§ WRITTEN REQUEST: Would you return the complete listing below word for word?

[Figure collection entries]

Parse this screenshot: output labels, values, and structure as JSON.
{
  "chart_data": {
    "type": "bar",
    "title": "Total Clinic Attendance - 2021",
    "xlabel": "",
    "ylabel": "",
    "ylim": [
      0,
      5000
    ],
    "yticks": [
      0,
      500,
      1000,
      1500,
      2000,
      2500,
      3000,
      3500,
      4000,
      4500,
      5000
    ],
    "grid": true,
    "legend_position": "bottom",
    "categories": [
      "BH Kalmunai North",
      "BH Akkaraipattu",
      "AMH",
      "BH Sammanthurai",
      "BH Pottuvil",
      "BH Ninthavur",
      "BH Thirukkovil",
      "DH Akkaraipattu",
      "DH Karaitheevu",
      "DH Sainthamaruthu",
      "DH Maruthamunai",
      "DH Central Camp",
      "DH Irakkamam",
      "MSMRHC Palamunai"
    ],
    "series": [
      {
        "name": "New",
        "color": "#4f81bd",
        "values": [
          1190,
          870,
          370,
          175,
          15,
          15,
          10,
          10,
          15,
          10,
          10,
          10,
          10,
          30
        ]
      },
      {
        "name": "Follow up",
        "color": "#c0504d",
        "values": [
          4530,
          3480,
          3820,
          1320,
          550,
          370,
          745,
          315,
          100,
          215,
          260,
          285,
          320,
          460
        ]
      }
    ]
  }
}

§ REPLY:
Parse this screenshot: output labels, values, and structure as JSON.
{
  "chart_data": {
    "type": "bar",
    "title": "Total Clinic Attendance - 2021",
    "xlabel": "",
    "ylabel": "",
    "ylim": [
      0,
      5000
    ],
    "yticks": [
      0,
      500,
      1000,
      1500,
      2000,
      2500,
      3000,
      3500,
      4000,
      4500,
      5000
    ],
    "grid": true,
    "legend_position": "bottom",
    "categories": [
      "BH Kalmunai North",
      "BH Akkaraipattu",
      "AMH",
      "BH Sammanthurai",
      "BH Pottuvil",
      "BH Ninthavur",
      "BH Thirukkovil",
      "DH Akkaraipattu",
      "DH Karaitheevu",
      "DH Sainthamaruthu",
      "DH Maruthamunai",
      "DH Central Camp",
      "DH Irakkamam",
      "MSMRHC Palamunai"
    ],
    "series": [
      {
        "name": "New",
        "color": "#4f81bd",
        "values": [
          1190,
          870,
          370,
          175,
          15,
          15,
          10,
          10,
          15,
          10,
          10,
          10,
          10,
          30
        ]
      },
      {
        "name": "Follow up",
        "color": "#c0504d",
        "values": [
          4530,
          3480,
          3820,
          1320,
          550,
          370,
          745,
          315,
          100,
          215,
          260,
          285,
          320,
          460
        ]
      }
    ]
  }
}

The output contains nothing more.